TO DO => Every line below that contains "カントリー" is to be copied.

# # #

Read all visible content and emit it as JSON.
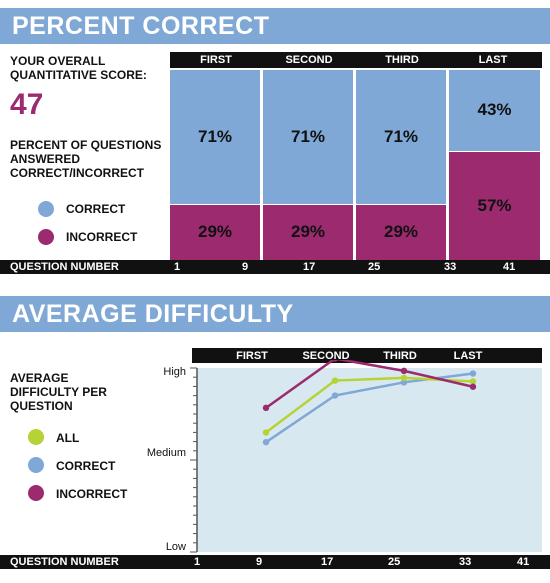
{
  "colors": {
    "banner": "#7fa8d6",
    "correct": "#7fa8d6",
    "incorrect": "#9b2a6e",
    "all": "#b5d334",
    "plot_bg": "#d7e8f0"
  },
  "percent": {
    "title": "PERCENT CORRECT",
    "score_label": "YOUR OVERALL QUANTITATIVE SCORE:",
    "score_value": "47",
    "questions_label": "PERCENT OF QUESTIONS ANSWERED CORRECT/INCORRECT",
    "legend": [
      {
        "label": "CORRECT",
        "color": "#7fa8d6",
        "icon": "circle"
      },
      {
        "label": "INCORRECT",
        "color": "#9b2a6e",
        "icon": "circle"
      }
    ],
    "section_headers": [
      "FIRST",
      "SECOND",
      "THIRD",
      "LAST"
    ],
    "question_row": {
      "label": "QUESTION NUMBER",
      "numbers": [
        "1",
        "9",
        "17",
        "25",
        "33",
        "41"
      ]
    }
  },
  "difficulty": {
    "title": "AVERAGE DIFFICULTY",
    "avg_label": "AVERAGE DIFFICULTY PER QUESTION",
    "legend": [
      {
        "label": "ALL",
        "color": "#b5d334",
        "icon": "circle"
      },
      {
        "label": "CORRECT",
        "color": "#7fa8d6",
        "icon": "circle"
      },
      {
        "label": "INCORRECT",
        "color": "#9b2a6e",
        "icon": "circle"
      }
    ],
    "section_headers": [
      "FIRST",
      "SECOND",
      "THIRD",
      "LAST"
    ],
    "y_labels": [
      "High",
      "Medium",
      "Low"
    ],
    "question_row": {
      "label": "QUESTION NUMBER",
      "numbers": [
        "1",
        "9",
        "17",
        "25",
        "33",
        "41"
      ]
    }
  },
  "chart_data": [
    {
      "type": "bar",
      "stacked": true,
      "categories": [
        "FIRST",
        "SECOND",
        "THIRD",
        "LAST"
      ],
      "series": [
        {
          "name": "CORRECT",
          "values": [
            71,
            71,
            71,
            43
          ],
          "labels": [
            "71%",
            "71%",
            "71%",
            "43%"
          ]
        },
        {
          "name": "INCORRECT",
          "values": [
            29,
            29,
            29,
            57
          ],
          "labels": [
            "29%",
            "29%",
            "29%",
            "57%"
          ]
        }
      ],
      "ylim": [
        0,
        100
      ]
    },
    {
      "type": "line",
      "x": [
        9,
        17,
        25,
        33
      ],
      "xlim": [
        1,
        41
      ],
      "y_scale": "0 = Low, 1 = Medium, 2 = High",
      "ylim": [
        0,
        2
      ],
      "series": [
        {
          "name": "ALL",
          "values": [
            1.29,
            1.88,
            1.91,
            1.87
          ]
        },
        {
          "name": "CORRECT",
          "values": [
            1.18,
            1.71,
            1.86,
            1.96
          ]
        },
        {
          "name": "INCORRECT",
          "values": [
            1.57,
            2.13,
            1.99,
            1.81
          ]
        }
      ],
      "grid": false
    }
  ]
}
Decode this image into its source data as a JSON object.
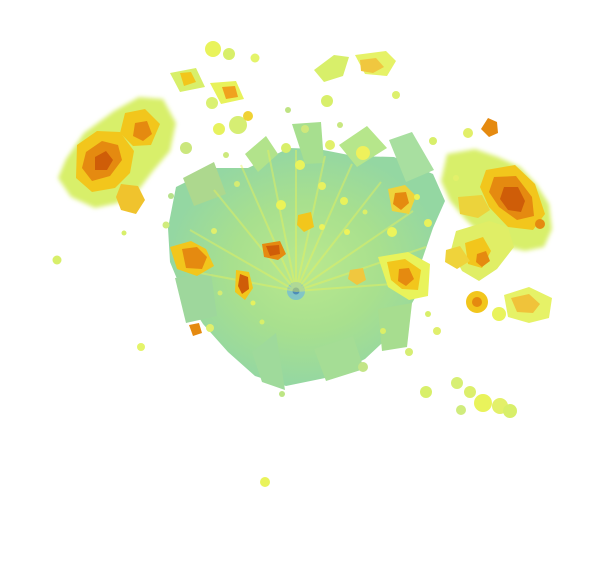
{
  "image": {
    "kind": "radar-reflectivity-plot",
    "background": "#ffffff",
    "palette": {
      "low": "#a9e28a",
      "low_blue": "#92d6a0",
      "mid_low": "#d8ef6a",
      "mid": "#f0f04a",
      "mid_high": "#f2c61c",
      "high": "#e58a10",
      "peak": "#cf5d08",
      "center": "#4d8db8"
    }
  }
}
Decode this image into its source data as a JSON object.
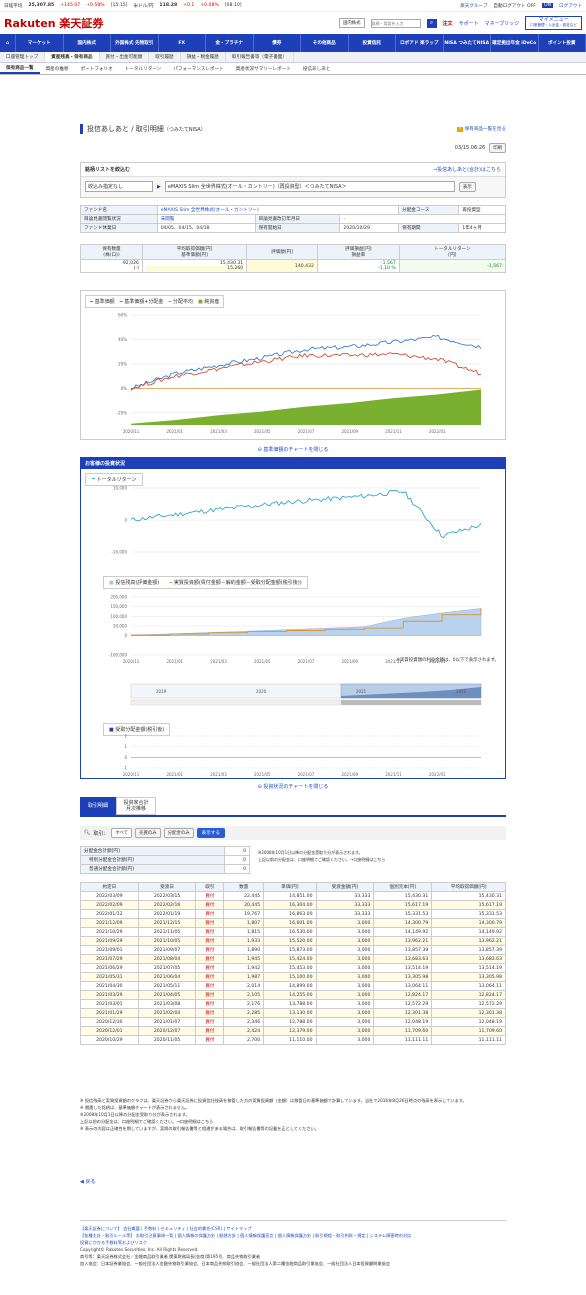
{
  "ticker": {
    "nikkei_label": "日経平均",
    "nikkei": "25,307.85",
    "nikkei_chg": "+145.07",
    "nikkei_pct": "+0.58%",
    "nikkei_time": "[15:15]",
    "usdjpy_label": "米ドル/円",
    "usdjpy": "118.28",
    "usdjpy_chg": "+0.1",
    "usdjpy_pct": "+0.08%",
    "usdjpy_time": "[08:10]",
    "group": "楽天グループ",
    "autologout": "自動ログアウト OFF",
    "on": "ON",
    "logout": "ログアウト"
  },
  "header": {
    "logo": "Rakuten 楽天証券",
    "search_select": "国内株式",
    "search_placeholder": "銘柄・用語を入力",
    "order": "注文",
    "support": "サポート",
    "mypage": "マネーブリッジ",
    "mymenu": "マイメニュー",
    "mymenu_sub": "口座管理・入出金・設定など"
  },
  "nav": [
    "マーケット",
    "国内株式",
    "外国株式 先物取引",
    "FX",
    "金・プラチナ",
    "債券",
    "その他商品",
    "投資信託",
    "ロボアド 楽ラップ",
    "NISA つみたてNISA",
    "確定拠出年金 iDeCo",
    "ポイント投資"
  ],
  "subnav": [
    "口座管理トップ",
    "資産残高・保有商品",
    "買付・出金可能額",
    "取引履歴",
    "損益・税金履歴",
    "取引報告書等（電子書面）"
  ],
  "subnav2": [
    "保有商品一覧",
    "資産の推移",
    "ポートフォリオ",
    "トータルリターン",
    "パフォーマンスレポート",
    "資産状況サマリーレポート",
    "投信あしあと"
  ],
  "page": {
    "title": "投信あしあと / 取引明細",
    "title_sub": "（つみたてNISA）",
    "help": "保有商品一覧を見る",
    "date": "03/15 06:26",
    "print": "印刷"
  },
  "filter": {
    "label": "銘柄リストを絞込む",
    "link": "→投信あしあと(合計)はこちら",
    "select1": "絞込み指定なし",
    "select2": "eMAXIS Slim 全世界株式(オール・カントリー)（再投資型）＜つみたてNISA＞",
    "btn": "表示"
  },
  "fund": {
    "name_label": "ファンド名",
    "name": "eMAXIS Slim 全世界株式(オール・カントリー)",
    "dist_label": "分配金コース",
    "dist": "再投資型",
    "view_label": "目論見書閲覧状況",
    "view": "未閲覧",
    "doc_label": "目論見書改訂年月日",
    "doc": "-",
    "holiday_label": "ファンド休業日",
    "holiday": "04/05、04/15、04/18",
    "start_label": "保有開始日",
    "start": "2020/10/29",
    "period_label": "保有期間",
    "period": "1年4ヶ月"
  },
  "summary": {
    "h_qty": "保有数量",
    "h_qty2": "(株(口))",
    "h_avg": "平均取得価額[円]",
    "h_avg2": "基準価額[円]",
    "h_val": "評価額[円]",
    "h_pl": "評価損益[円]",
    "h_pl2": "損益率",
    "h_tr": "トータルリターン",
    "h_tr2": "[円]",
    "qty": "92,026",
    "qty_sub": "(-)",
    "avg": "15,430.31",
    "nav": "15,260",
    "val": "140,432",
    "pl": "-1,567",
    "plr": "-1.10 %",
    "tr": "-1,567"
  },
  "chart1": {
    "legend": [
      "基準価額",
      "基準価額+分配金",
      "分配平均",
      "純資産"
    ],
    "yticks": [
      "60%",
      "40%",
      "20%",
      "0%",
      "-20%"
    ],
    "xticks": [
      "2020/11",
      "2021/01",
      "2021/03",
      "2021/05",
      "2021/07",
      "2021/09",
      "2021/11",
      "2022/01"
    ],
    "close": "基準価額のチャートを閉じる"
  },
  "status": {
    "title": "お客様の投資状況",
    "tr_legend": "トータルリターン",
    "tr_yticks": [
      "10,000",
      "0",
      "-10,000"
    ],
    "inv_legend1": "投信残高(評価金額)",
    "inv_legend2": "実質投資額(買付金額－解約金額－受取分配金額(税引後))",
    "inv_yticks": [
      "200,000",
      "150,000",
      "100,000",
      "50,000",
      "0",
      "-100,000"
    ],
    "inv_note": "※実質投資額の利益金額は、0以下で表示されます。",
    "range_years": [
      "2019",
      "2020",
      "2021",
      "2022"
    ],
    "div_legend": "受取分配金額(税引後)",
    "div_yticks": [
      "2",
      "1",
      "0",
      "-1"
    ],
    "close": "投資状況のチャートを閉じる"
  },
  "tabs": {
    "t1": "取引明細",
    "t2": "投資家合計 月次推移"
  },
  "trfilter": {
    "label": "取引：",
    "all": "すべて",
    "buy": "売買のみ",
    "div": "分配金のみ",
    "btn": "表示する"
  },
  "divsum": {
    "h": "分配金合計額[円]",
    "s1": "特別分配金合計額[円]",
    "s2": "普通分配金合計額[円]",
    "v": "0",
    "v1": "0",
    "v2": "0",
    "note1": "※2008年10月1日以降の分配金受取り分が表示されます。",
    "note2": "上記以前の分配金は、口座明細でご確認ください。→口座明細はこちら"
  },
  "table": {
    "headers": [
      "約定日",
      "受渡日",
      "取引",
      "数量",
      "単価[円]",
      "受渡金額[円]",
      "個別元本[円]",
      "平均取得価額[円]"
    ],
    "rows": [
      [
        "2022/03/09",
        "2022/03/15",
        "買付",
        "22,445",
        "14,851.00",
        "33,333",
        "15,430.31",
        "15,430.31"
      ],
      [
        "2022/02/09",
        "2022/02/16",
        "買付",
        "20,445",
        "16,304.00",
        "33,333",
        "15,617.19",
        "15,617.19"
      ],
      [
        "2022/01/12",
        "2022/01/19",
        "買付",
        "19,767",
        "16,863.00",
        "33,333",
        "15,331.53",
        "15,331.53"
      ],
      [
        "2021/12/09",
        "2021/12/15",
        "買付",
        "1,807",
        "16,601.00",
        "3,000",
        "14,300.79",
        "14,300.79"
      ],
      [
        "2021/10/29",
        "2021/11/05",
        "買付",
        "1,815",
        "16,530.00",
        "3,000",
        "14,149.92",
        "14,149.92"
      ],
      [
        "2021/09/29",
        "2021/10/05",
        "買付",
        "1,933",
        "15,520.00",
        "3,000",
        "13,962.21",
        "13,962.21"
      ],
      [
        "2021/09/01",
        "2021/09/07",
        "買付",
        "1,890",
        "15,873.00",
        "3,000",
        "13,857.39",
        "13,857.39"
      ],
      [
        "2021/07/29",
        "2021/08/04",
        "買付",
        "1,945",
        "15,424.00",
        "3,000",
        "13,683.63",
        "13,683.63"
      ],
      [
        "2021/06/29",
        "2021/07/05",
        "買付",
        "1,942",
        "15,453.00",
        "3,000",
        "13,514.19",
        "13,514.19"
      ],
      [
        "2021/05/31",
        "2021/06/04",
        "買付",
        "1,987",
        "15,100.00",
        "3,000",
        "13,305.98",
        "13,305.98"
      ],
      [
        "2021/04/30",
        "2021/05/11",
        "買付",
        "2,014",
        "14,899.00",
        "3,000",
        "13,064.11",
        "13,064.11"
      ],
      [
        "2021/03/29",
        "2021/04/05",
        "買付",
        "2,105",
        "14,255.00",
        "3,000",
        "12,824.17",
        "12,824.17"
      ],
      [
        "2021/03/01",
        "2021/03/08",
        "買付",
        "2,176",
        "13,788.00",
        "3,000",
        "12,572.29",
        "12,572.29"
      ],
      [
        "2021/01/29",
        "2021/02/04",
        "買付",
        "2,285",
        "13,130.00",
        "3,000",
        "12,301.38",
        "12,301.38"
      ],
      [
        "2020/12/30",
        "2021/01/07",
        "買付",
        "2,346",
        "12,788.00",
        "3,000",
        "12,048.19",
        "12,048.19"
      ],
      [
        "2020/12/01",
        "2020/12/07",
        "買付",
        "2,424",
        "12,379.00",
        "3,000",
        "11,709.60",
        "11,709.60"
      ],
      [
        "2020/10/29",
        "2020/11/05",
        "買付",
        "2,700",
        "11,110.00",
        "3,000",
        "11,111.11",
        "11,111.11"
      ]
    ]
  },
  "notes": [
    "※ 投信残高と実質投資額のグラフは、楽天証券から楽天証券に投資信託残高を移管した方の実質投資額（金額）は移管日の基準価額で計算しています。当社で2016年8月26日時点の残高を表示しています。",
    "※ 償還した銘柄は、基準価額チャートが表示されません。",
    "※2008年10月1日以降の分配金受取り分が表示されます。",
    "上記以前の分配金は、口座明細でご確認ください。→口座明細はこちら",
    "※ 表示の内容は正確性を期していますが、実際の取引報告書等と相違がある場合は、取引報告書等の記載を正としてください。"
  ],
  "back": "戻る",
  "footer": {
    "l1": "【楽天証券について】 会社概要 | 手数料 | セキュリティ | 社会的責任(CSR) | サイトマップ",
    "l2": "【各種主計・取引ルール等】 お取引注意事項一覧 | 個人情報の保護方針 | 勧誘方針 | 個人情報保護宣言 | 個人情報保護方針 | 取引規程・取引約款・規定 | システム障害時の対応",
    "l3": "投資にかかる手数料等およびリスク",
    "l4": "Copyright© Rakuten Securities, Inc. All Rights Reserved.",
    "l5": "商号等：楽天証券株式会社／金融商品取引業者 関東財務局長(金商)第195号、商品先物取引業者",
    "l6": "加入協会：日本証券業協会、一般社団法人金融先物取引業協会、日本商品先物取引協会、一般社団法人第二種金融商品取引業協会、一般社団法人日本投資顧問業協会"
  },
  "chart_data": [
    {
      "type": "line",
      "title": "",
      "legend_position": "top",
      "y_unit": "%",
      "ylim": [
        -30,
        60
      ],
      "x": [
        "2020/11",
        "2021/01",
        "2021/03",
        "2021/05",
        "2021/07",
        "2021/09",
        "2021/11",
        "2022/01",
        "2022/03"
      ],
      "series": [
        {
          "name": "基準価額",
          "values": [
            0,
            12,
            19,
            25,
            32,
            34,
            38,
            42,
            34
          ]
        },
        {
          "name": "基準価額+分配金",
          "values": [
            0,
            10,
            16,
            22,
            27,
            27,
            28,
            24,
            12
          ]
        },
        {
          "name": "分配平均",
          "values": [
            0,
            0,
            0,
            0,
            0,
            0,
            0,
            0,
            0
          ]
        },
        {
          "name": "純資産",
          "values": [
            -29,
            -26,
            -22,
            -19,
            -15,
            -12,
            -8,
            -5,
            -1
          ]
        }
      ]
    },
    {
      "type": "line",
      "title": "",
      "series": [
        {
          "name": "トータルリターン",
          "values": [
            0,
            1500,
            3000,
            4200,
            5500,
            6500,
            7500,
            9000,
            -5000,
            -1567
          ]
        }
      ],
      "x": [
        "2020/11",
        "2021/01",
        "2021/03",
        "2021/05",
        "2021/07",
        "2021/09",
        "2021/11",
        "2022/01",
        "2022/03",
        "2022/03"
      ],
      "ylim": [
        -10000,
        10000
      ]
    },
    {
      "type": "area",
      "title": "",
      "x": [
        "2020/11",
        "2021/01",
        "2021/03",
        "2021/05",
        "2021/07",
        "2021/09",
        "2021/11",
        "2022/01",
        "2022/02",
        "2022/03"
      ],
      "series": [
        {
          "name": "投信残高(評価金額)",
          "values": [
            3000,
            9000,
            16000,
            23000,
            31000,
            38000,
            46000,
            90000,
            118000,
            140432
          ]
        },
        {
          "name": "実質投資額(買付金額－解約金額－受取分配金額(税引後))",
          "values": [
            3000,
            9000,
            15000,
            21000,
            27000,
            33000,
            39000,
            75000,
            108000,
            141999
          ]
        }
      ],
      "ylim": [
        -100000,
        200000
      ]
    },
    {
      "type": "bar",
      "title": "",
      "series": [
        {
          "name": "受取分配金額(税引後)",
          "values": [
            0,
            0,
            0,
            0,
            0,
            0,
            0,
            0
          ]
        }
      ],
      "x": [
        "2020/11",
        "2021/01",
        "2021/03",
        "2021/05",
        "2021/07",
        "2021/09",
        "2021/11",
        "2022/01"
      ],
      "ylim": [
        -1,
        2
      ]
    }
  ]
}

# # #

SOLUTION TO THE PROBLEM =>
    "select2": "eMAXIS Slim 全世界株式(オール・カントリー)（再投資型）＜つみたてNISA＞",
    "name": "eMAXIS Slim 全世界株式(オール・カントリー)",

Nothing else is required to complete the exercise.